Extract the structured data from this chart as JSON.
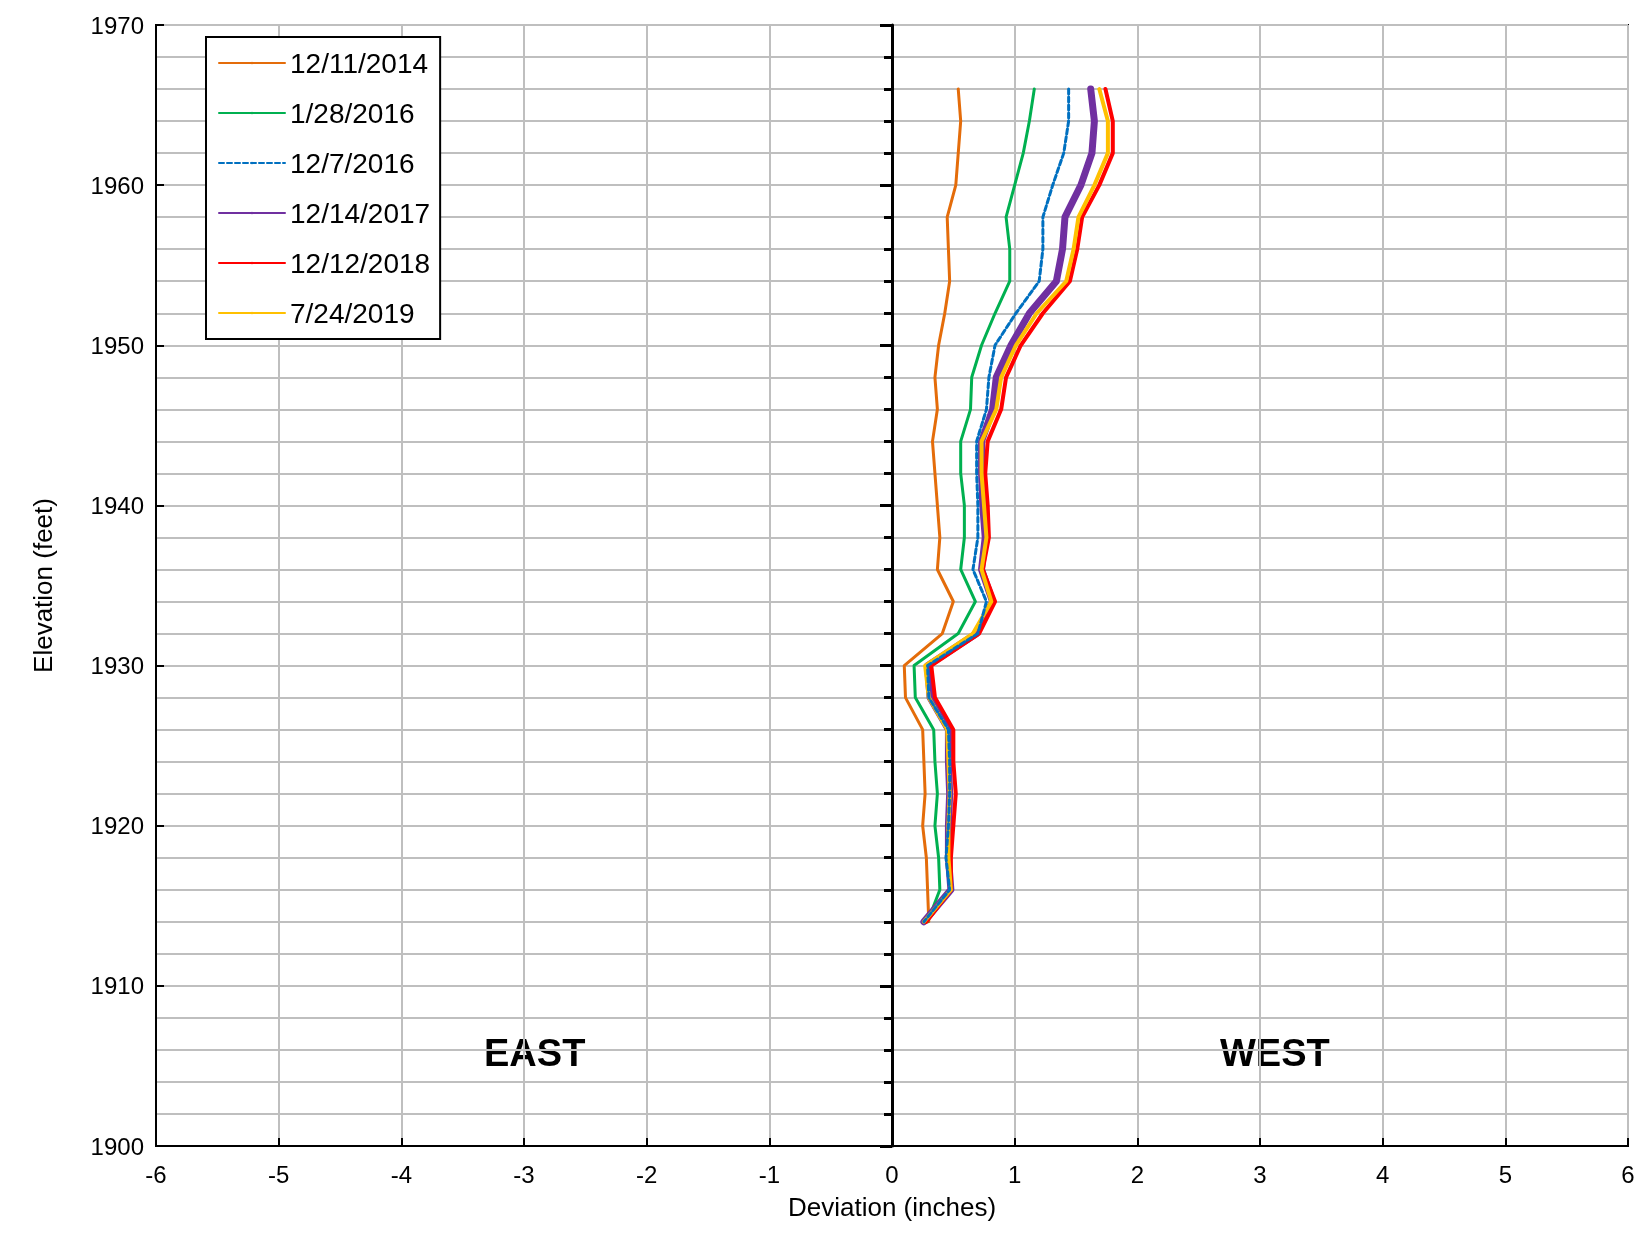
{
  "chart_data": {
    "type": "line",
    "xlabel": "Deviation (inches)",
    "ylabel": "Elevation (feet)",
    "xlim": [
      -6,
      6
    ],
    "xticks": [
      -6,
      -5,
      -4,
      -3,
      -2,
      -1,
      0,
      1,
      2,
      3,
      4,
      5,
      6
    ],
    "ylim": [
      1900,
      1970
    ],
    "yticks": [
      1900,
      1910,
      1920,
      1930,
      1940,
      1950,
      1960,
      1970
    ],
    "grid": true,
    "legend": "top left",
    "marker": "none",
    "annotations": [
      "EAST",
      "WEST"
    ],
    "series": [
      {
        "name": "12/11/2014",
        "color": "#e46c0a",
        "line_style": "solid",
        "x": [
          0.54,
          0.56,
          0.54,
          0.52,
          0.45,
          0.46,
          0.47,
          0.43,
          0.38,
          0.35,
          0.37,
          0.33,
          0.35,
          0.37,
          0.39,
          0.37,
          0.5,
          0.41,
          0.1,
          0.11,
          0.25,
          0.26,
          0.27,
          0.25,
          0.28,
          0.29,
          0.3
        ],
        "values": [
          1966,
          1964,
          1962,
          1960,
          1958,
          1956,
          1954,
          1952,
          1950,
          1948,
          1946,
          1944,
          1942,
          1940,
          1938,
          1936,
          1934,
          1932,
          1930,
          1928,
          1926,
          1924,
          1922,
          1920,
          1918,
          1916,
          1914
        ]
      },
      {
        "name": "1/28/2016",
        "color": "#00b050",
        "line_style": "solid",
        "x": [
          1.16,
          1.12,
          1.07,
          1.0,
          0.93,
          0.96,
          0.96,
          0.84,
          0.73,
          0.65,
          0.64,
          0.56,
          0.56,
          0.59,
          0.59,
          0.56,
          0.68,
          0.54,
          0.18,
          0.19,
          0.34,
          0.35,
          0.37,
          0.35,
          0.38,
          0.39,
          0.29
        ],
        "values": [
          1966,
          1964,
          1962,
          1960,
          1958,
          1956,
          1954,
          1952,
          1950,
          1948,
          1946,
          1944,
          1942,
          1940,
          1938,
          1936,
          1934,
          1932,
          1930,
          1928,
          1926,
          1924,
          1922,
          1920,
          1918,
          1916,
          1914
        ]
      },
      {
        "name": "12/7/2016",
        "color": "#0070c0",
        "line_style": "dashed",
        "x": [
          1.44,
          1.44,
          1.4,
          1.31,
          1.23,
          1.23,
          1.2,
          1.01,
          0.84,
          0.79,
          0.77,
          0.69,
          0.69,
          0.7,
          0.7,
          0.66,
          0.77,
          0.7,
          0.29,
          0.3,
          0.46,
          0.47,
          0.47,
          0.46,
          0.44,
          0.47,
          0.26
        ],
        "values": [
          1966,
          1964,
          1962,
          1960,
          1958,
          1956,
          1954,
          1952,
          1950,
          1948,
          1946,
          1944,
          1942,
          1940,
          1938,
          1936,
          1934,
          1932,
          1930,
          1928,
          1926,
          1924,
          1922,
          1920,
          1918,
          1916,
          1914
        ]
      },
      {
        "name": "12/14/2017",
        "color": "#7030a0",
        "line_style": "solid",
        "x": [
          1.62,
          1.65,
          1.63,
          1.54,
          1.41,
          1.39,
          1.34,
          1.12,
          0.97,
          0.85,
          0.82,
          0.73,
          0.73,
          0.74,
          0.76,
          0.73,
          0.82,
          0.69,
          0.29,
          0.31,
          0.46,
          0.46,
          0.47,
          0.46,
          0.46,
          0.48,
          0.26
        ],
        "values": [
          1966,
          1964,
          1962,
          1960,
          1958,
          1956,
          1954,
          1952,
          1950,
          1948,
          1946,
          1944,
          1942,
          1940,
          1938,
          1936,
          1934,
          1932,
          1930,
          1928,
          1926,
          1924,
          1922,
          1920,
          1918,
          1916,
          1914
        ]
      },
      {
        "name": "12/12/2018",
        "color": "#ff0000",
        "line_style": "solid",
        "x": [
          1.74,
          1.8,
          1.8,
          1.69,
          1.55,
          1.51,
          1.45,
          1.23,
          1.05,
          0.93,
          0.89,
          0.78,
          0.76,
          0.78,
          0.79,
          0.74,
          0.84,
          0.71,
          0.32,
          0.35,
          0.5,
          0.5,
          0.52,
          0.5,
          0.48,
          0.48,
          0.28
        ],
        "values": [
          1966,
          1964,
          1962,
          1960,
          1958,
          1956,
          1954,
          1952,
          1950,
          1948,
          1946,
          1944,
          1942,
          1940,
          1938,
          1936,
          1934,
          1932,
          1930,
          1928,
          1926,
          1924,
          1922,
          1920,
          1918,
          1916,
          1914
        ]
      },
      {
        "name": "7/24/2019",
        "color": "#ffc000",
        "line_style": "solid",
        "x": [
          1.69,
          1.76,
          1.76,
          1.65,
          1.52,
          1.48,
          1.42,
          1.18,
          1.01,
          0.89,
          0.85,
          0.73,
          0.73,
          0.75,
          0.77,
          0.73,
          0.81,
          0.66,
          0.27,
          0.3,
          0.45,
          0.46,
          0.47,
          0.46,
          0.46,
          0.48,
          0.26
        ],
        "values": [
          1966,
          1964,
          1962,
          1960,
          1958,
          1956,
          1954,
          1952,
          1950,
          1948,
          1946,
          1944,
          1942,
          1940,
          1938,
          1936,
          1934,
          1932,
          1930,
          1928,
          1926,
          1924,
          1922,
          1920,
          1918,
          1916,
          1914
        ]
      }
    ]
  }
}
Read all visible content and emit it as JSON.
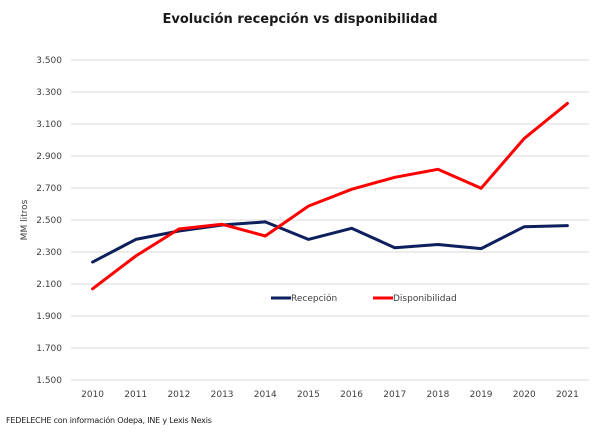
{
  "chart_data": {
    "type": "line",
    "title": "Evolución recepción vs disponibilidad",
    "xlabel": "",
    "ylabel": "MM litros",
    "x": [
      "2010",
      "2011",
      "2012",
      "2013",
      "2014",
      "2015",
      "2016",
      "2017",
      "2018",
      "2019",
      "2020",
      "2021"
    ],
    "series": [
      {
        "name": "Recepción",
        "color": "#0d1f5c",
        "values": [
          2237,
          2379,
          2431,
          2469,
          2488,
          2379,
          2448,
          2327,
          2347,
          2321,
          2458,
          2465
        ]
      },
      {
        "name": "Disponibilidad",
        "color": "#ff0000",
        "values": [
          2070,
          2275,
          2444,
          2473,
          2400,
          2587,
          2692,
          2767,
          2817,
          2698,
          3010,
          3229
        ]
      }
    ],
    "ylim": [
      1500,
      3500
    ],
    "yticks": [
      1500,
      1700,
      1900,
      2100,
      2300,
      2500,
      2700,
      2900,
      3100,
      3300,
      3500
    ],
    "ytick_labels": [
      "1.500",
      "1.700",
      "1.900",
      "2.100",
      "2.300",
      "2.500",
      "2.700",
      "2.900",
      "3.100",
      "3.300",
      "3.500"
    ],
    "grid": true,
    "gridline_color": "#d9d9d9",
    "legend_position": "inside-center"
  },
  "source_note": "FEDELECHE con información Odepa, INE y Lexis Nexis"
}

(WHAT YOU HAVE TO DO):
Skip the pictures and copy exactly the lines from the one containing "Read all visible content and emit it as JSON." through the end of the material, both ends included.

(EXERCISE RESPONSE):
Read all visible content and emit it as JSON.
{
  "chart_data": {
    "type": "line",
    "title": "Evolución recepción vs disponibilidad",
    "xlabel": "",
    "ylabel": "MM litros",
    "x": [
      "2010",
      "2011",
      "2012",
      "2013",
      "2014",
      "2015",
      "2016",
      "2017",
      "2018",
      "2019",
      "2020",
      "2021"
    ],
    "series": [
      {
        "name": "Recepción",
        "color": "#0d1f5c",
        "values": [
          2237,
          2379,
          2431,
          2469,
          2488,
          2379,
          2448,
          2327,
          2347,
          2321,
          2458,
          2465
        ]
      },
      {
        "name": "Disponibilidad",
        "color": "#ff0000",
        "values": [
          2070,
          2275,
          2444,
          2473,
          2400,
          2587,
          2692,
          2767,
          2817,
          2698,
          3010,
          3229
        ]
      }
    ],
    "ylim": [
      1500,
      3500
    ],
    "yticks": [
      1500,
      1700,
      1900,
      2100,
      2300,
      2500,
      2700,
      2900,
      3100,
      3300,
      3500
    ],
    "ytick_labels": [
      "1.500",
      "1.700",
      "1.900",
      "2.100",
      "2.300",
      "2.500",
      "2.700",
      "2.900",
      "3.100",
      "3.300",
      "3.500"
    ],
    "grid": true,
    "gridline_color": "#d9d9d9",
    "legend_position": "inside-center"
  },
  "source_note": "FEDELECHE con información Odepa, INE y Lexis Nexis"
}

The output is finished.